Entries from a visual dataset
*** Block opens ***

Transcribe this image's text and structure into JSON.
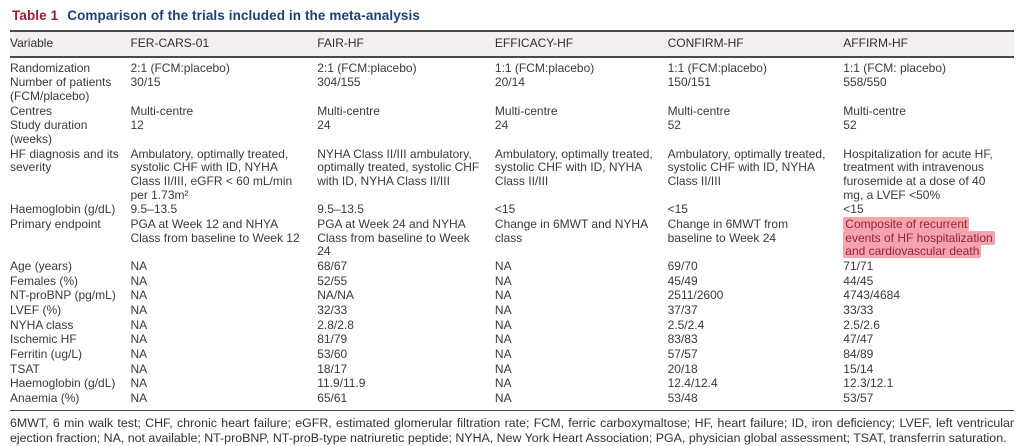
{
  "table": {
    "label": "Table 1",
    "title": "Comparison of the trials included in the meta-analysis",
    "columns": [
      "Variable",
      "FER-CARS-01",
      "FAIR-HF",
      "EFFICACY-HF",
      "CONFIRM-HF",
      "AFFIRM-HF"
    ],
    "rows": [
      {
        "variable": "Randomization",
        "values": [
          "2:1 (FCM:placebo)",
          "2:1 (FCM:placebo)",
          "1:1 (FCM:placebo)",
          "1:1 (FCM:placebo)",
          "1:1 (FCM: placebo)"
        ]
      },
      {
        "variable": "Number of patients (FCM/placebo)",
        "values": [
          "30/15",
          "304/155",
          "20/14",
          "150/151",
          "558/550"
        ]
      },
      {
        "variable": "Centres",
        "values": [
          "Multi-centre",
          "Multi-centre",
          "Multi-centre",
          "Multi-centre",
          "Multi-centre"
        ]
      },
      {
        "variable": "Study duration (weeks)",
        "values": [
          "12",
          "24",
          "24",
          "52",
          "52"
        ]
      },
      {
        "variable": "HF diagnosis and its severity",
        "values": [
          "Ambulatory, optimally treated, systolic CHF with ID, NYHA Class II/III, eGFR < 60 mL/min per 1.73m²",
          "NYHA Class II/III ambulatory, optimally treated, systolic CHF with ID, NYHA Class II/III",
          "Ambulatory, optimally treated, systolic CHF with ID, NYHA Class II/III",
          "Ambulatory, optimally treated, systolic CHF with ID, NYHA Class II/III",
          "Hospitalization for acute HF, treatment with intravenous furosemide at a dose of 40 mg, a LVEF <50%"
        ]
      },
      {
        "variable": "Haemoglobin (g/dL)",
        "values": [
          "9.5–13.5",
          "9.5–13.5",
          "<15",
          "<15",
          "<15"
        ]
      },
      {
        "variable": "Primary endpoint",
        "values": [
          "PGA at Week 12 and NHYA Class from baseline to Week 12",
          "PGA at Week 24 and NYHA Class from baseline to Week 24",
          "Change in 6MWT and NYHA class",
          "Change in 6MWT from baseline to Week 24",
          "Composite of recurrent events of HF hospitalization and cardiovascular death"
        ],
        "highlight_col": 4
      },
      {
        "variable": "Age (years)",
        "values": [
          "NA",
          "68/67",
          "NA",
          "69/70",
          "71/71"
        ]
      },
      {
        "variable": "Females (%)",
        "values": [
          "NA",
          "52/55",
          "NA",
          "45/49",
          "44/45"
        ]
      },
      {
        "variable": "NT-proBNP (pg/mL)",
        "values": [
          "NA",
          "NA/NA",
          "NA",
          "2511/2600",
          "4743/4684"
        ]
      },
      {
        "variable": "LVEF (%)",
        "values": [
          "NA",
          "32/33",
          "NA",
          "37/37",
          "33/33"
        ]
      },
      {
        "variable": "NYHA class",
        "values": [
          "NA",
          "2.8/2.8",
          "NA",
          "2.5/2.4",
          "2.5/2.6"
        ]
      },
      {
        "variable": "Ischemic HF",
        "values": [
          "NA",
          "81/79",
          "NA",
          "83/83",
          "47/47"
        ]
      },
      {
        "variable": "Ferritin (ug/L)",
        "values": [
          "NA",
          "53/60",
          "NA",
          "57/57",
          "84/89"
        ]
      },
      {
        "variable": "TSAT",
        "values": [
          "NA",
          "18/17",
          "NA",
          "20/18",
          "15/14"
        ]
      },
      {
        "variable": "Haemoglobin (g/dL)",
        "values": [
          "NA",
          "11.9/11.9",
          "NA",
          "12.4/12.4",
          "12.3/12.1"
        ]
      },
      {
        "variable": "Anaemia (%)",
        "values": [
          "NA",
          "65/61",
          "NA",
          "53/48",
          "53/57"
        ]
      }
    ],
    "footnote": "6MWT, 6 min walk test; CHF, chronic heart failure; eGFR, estimated glomerular filtration rate; FCM, ferric carboxymaltose; HF, heart failure; ID, iron deficiency; LVEF, left ventricular ejection fraction; NA, not available; NT-proBNP, NT-proB-type natriuretic peptide; NYHA, New York Heart Association; PGA, physician global assessment; TSAT, transferrin saturation.",
    "colors": {
      "label": "#9e1b30",
      "title": "#1e4079",
      "header_bg": "#f2eef2",
      "text": "#3a3a3a",
      "highlight_bg": "#f5a3ad",
      "highlight_text": "#8f2637",
      "rule": "#4a4a4a"
    }
  }
}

*** Block closes ***

Please return the lines above exactly, with the pictures omitted.

Transcribe this image's text and structure into JSON.
{
  "table": {
    "label": "Table 1",
    "title": "Comparison of the trials included in the meta-analysis",
    "columns": [
      "Variable",
      "FER-CARS-01",
      "FAIR-HF",
      "EFFICACY-HF",
      "CONFIRM-HF",
      "AFFIRM-HF"
    ],
    "rows": [
      {
        "variable": "Randomization",
        "values": [
          "2:1 (FCM:placebo)",
          "2:1 (FCM:placebo)",
          "1:1 (FCM:placebo)",
          "1:1 (FCM:placebo)",
          "1:1 (FCM: placebo)"
        ]
      },
      {
        "variable": "Number of patients (FCM/placebo)",
        "values": [
          "30/15",
          "304/155",
          "20/14",
          "150/151",
          "558/550"
        ]
      },
      {
        "variable": "Centres",
        "values": [
          "Multi-centre",
          "Multi-centre",
          "Multi-centre",
          "Multi-centre",
          "Multi-centre"
        ]
      },
      {
        "variable": "Study duration (weeks)",
        "values": [
          "12",
          "24",
          "24",
          "52",
          "52"
        ]
      },
      {
        "variable": "HF diagnosis and its severity",
        "values": [
          "Ambulatory, optimally treated, systolic CHF with ID, NYHA Class II/III, eGFR < 60 mL/min per 1.73m²",
          "NYHA Class II/III ambulatory, optimally treated, systolic CHF with ID, NYHA Class II/III",
          "Ambulatory, optimally treated, systolic CHF with ID, NYHA Class II/III",
          "Ambulatory, optimally treated, systolic CHF with ID, NYHA Class II/III",
          "Hospitalization for acute HF, treatment with intravenous furosemide at a dose of 40 mg, a LVEF <50%"
        ]
      },
      {
        "variable": "Haemoglobin (g/dL)",
        "values": [
          "9.5–13.5",
          "9.5–13.5",
          "<15",
          "<15",
          "<15"
        ]
      },
      {
        "variable": "Primary endpoint",
        "values": [
          "PGA at Week 12 and NHYA Class from baseline to Week 12",
          "PGA at Week 24 and NYHA Class from baseline to Week 24",
          "Change in 6MWT and NYHA class",
          "Change in 6MWT from baseline to Week 24",
          "Composite of recurrent events of HF hospitalization and cardiovascular death"
        ],
        "highlight_col": 4
      },
      {
        "variable": "Age (years)",
        "values": [
          "NA",
          "68/67",
          "NA",
          "69/70",
          "71/71"
        ]
      },
      {
        "variable": "Females (%)",
        "values": [
          "NA",
          "52/55",
          "NA",
          "45/49",
          "44/45"
        ]
      },
      {
        "variable": "NT-proBNP (pg/mL)",
        "values": [
          "NA",
          "NA/NA",
          "NA",
          "2511/2600",
          "4743/4684"
        ]
      },
      {
        "variable": "LVEF (%)",
        "values": [
          "NA",
          "32/33",
          "NA",
          "37/37",
          "33/33"
        ]
      },
      {
        "variable": "NYHA class",
        "values": [
          "NA",
          "2.8/2.8",
          "NA",
          "2.5/2.4",
          "2.5/2.6"
        ]
      },
      {
        "variable": "Ischemic HF",
        "values": [
          "NA",
          "81/79",
          "NA",
          "83/83",
          "47/47"
        ]
      },
      {
        "variable": "Ferritin (ug/L)",
        "values": [
          "NA",
          "53/60",
          "NA",
          "57/57",
          "84/89"
        ]
      },
      {
        "variable": "TSAT",
        "values": [
          "NA",
          "18/17",
          "NA",
          "20/18",
          "15/14"
        ]
      },
      {
        "variable": "Haemoglobin (g/dL)",
        "values": [
          "NA",
          "11.9/11.9",
          "NA",
          "12.4/12.4",
          "12.3/12.1"
        ]
      },
      {
        "variable": "Anaemia (%)",
        "values": [
          "NA",
          "65/61",
          "NA",
          "53/48",
          "53/57"
        ]
      }
    ],
    "footnote": "6MWT, 6 min walk test; CHF, chronic heart failure; eGFR, estimated glomerular filtration rate; FCM, ferric carboxymaltose; HF, heart failure; ID, iron deficiency; LVEF, left ventricular ejection fraction; NA, not available; NT-proBNP, NT-proB-type natriuretic peptide; NYHA, New York Heart Association; PGA, physician global assessment; TSAT, transferrin saturation.",
    "colors": {
      "label": "#9e1b30",
      "title": "#1e4079",
      "header_bg": "#f2eef2",
      "text": "#3a3a3a",
      "highlight_bg": "#f5a3ad",
      "highlight_text": "#8f2637",
      "rule": "#4a4a4a"
    }
  }
}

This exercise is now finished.